Copy each line containing the word "kind" from the records that follow, please.

[Excerpts from a figure dataset]
>> BEGIN

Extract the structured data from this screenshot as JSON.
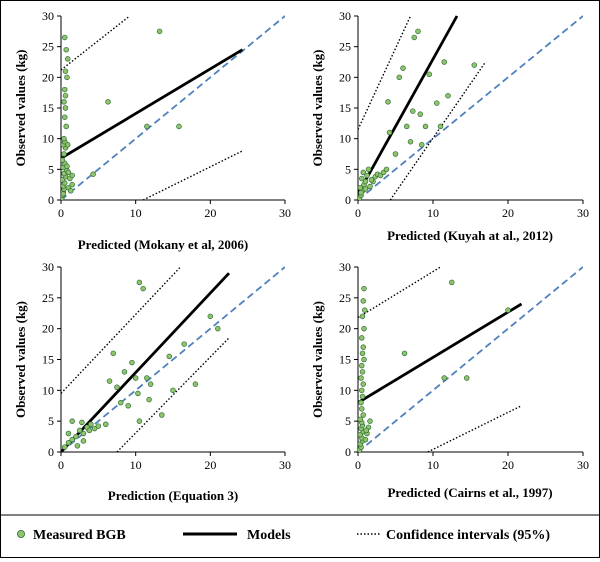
{
  "chart_data": [
    {
      "type": "scatter",
      "xlabel": "Predicted (Mokany et al, 2006)",
      "ylabel": "Observed values (kg)",
      "xlim": [
        0,
        30
      ],
      "ylim": [
        0,
        30
      ],
      "xticks": [
        0,
        10,
        20,
        30
      ],
      "yticks": [
        0,
        5,
        10,
        15,
        20,
        25,
        30
      ],
      "points": [
        [
          0.1,
          0.3
        ],
        [
          0.2,
          0.8
        ],
        [
          0.3,
          1.3
        ],
        [
          0.4,
          1.8
        ],
        [
          0.3,
          2.3
        ],
        [
          0.5,
          2.8
        ],
        [
          0.2,
          3.3
        ],
        [
          0.6,
          3.8
        ],
        [
          0.4,
          4.3
        ],
        [
          0.8,
          4.8
        ],
        [
          0.3,
          5.3
        ],
        [
          0.5,
          6.0
        ],
        [
          0.2,
          6.5
        ],
        [
          0.4,
          7.5
        ],
        [
          0.6,
          8.5
        ],
        [
          0.3,
          9.0
        ],
        [
          0.5,
          9.5
        ],
        [
          0.4,
          10.0
        ],
        [
          0.7,
          12.0
        ],
        [
          0.5,
          13.5
        ],
        [
          0.6,
          15.0
        ],
        [
          0.4,
          16.0
        ],
        [
          0.6,
          17.0
        ],
        [
          0.5,
          18.0
        ],
        [
          0.8,
          20.0
        ],
        [
          0.6,
          21.0
        ],
        [
          0.9,
          23.0
        ],
        [
          0.7,
          24.5
        ],
        [
          0.5,
          26.5
        ],
        [
          0.9,
          9.0
        ],
        [
          0.3,
          1.0
        ],
        [
          1.0,
          2.0
        ],
        [
          1.2,
          3.5
        ],
        [
          1.5,
          4.0
        ],
        [
          1.0,
          4.5
        ],
        [
          0.8,
          5.5
        ],
        [
          1.3,
          1.5
        ],
        [
          1.5,
          2.5
        ],
        [
          4.3,
          4.2
        ],
        [
          6.3,
          16.0
        ],
        [
          11.5,
          12.0
        ],
        [
          13.2,
          27.5
        ],
        [
          15.8,
          12.0
        ]
      ],
      "model_line": [
        [
          0,
          6.8
        ],
        [
          24.3,
          24.5
        ]
      ],
      "confidence_upper": [
        [
          0,
          21.2
        ],
        [
          9.2,
          30
        ]
      ],
      "confidence_lower": [
        [
          11,
          0
        ],
        [
          24.3,
          8.0
        ]
      ],
      "one_to_one": [
        [
          0,
          0
        ],
        [
          30,
          30
        ]
      ]
    },
    {
      "type": "scatter",
      "xlabel": "Predicted (Kuyah at al., 2012)",
      "ylabel": "Observed values (kg)",
      "xlim": [
        0,
        30
      ],
      "ylim": [
        0,
        30
      ],
      "xticks": [
        0,
        10,
        20,
        30
      ],
      "yticks": [
        0,
        5,
        10,
        15,
        20,
        25,
        30
      ],
      "points": [
        [
          0.2,
          0.3
        ],
        [
          0.4,
          0.8
        ],
        [
          0.6,
          1.5
        ],
        [
          0.3,
          2.0
        ],
        [
          0.8,
          2.5
        ],
        [
          1.0,
          3.0
        ],
        [
          0.5,
          3.5
        ],
        [
          1.2,
          4.0
        ],
        [
          0.7,
          4.5
        ],
        [
          1.4,
          5.0
        ],
        [
          0.4,
          1.2
        ],
        [
          1.0,
          1.8
        ],
        [
          1.6,
          2.2
        ],
        [
          2.0,
          3.0
        ],
        [
          2.3,
          3.8
        ],
        [
          2.6,
          4.2
        ],
        [
          3.0,
          4.0
        ],
        [
          3.4,
          4.5
        ],
        [
          3.8,
          5.0
        ],
        [
          1.8,
          3.3
        ],
        [
          4.2,
          11.0
        ],
        [
          4.0,
          16.0
        ],
        [
          5.0,
          7.5
        ],
        [
          5.5,
          20.0
        ],
        [
          6.0,
          21.5
        ],
        [
          6.5,
          12.0
        ],
        [
          7.0,
          9.5
        ],
        [
          7.3,
          14.5
        ],
        [
          7.5,
          26.5
        ],
        [
          8.0,
          27.5
        ],
        [
          8.3,
          14.0
        ],
        [
          8.5,
          9.0
        ],
        [
          9.0,
          12.0
        ],
        [
          9.5,
          20.5
        ],
        [
          10.5,
          15.8
        ],
        [
          11.0,
          12.0
        ],
        [
          11.5,
          22.5
        ],
        [
          12.0,
          17.0
        ],
        [
          15.5,
          22.0
        ]
      ],
      "model_line": [
        [
          0,
          1.0
        ],
        [
          13.2,
          30
        ]
      ],
      "confidence_upper": [
        [
          0,
          11.5
        ],
        [
          7.0,
          30
        ]
      ],
      "confidence_lower": [
        [
          4.3,
          0
        ],
        [
          17.0,
          22.5
        ]
      ],
      "one_to_one": [
        [
          0,
          0
        ],
        [
          30,
          30
        ]
      ]
    },
    {
      "type": "scatter",
      "xlabel": "Prediction (Equation 3)",
      "ylabel": "Observed values (kg)",
      "xlim": [
        0,
        30
      ],
      "ylim": [
        0,
        30
      ],
      "xticks": [
        0,
        10,
        20,
        30
      ],
      "yticks": [
        0,
        5,
        10,
        15,
        20,
        25,
        30
      ],
      "points": [
        [
          0.5,
          0.8
        ],
        [
          1.0,
          1.5
        ],
        [
          1.5,
          2.0
        ],
        [
          1.0,
          3.0
        ],
        [
          2.0,
          2.5
        ],
        [
          2.5,
          3.5
        ],
        [
          3.0,
          3.0
        ],
        [
          3.5,
          4.0
        ],
        [
          4.0,
          4.5
        ],
        [
          1.5,
          5.0
        ],
        [
          2.2,
          1.0
        ],
        [
          3.0,
          1.8
        ],
        [
          4.5,
          3.8
        ],
        [
          5.0,
          4.2
        ],
        [
          2.8,
          4.8
        ],
        [
          3.8,
          3.5
        ],
        [
          6.0,
          4.5
        ],
        [
          6.5,
          11.5
        ],
        [
          7.0,
          16.0
        ],
        [
          7.5,
          10.5
        ],
        [
          8.0,
          8.0
        ],
        [
          8.5,
          13.0
        ],
        [
          9.0,
          7.5
        ],
        [
          9.5,
          14.5
        ],
        [
          10.0,
          12.0
        ],
        [
          10.5,
          5.0
        ],
        [
          10.3,
          9.5
        ],
        [
          10.5,
          27.5
        ],
        [
          11.0,
          26.5
        ],
        [
          11.5,
          12.0
        ],
        [
          11.8,
          8.5
        ],
        [
          12.0,
          11.0
        ],
        [
          13.5,
          6.0
        ],
        [
          14.5,
          15.5
        ],
        [
          15.0,
          10.0
        ],
        [
          16.5,
          17.5
        ],
        [
          18.0,
          11.0
        ],
        [
          20.0,
          22.0
        ],
        [
          21.0,
          20.0
        ]
      ],
      "model_line": [
        [
          0,
          0
        ],
        [
          22.5,
          29.0
        ]
      ],
      "confidence_upper": [
        [
          0,
          9.5
        ],
        [
          16.0,
          30
        ]
      ],
      "confidence_lower": [
        [
          7.5,
          0
        ],
        [
          22.5,
          18.5
        ]
      ],
      "one_to_one": [
        [
          0,
          0
        ],
        [
          30,
          30
        ]
      ]
    },
    {
      "type": "scatter",
      "xlabel": "Predicted (Cairns et al., 1997)",
      "ylabel": "Observed values (kg)",
      "xlim": [
        0,
        30
      ],
      "ylim": [
        0,
        30
      ],
      "xticks": [
        0,
        10,
        20,
        30
      ],
      "yticks": [
        0,
        5,
        10,
        15,
        20,
        25,
        30
      ],
      "points": [
        [
          0.2,
          0.3
        ],
        [
          0.4,
          0.8
        ],
        [
          0.3,
          1.3
        ],
        [
          0.6,
          1.8
        ],
        [
          0.5,
          2.3
        ],
        [
          0.3,
          2.8
        ],
        [
          0.7,
          3.3
        ],
        [
          0.4,
          3.8
        ],
        [
          0.6,
          4.3
        ],
        [
          0.5,
          4.8
        ],
        [
          0.3,
          5.3
        ],
        [
          0.7,
          6.0
        ],
        [
          0.5,
          7.0
        ],
        [
          0.4,
          8.0
        ],
        [
          0.6,
          9.0
        ],
        [
          0.5,
          10.0
        ],
        [
          0.7,
          11.0
        ],
        [
          0.4,
          12.0
        ],
        [
          0.6,
          13.0
        ],
        [
          0.5,
          14.0
        ],
        [
          0.8,
          15.0
        ],
        [
          0.6,
          16.0
        ],
        [
          0.7,
          17.0
        ],
        [
          0.5,
          18.5
        ],
        [
          0.8,
          20.0
        ],
        [
          0.6,
          22.0
        ],
        [
          0.9,
          23.0
        ],
        [
          0.7,
          24.5
        ],
        [
          0.8,
          26.5
        ],
        [
          1.0,
          2.0
        ],
        [
          1.2,
          3.0
        ],
        [
          1.4,
          4.0
        ],
        [
          1.6,
          5.0
        ],
        [
          1.1,
          3.5
        ],
        [
          6.2,
          16.0
        ],
        [
          11.5,
          12.0
        ],
        [
          12.5,
          27.5
        ],
        [
          14.5,
          12.0
        ],
        [
          20.0,
          23.0
        ]
      ],
      "model_line": [
        [
          0,
          8.0
        ],
        [
          21.8,
          24.0
        ]
      ],
      "confidence_upper": [
        [
          0,
          21.8
        ],
        [
          11.0,
          30
        ]
      ],
      "confidence_lower": [
        [
          9.3,
          0
        ],
        [
          21.8,
          7.5
        ]
      ],
      "one_to_one": [
        [
          0,
          0
        ],
        [
          30,
          30
        ]
      ]
    }
  ],
  "legend": {
    "items": [
      {
        "label": "Measured BGB",
        "kind": "marker"
      },
      {
        "label": "Models",
        "kind": "solid-line"
      },
      {
        "label": "Confidence intervals (95%)",
        "kind": "dotted-line"
      }
    ]
  },
  "colors": {
    "point_fill": "#8fc46a",
    "point_stroke": "#2f6e3a",
    "model_line": "#000000",
    "confidence_line": "#000000",
    "one_to_one_line": "#4f81bd"
  }
}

>> END

*Correct result*.
        "kind": "marker"
        "kind": "solid-line"
        "kind": "dotted-line"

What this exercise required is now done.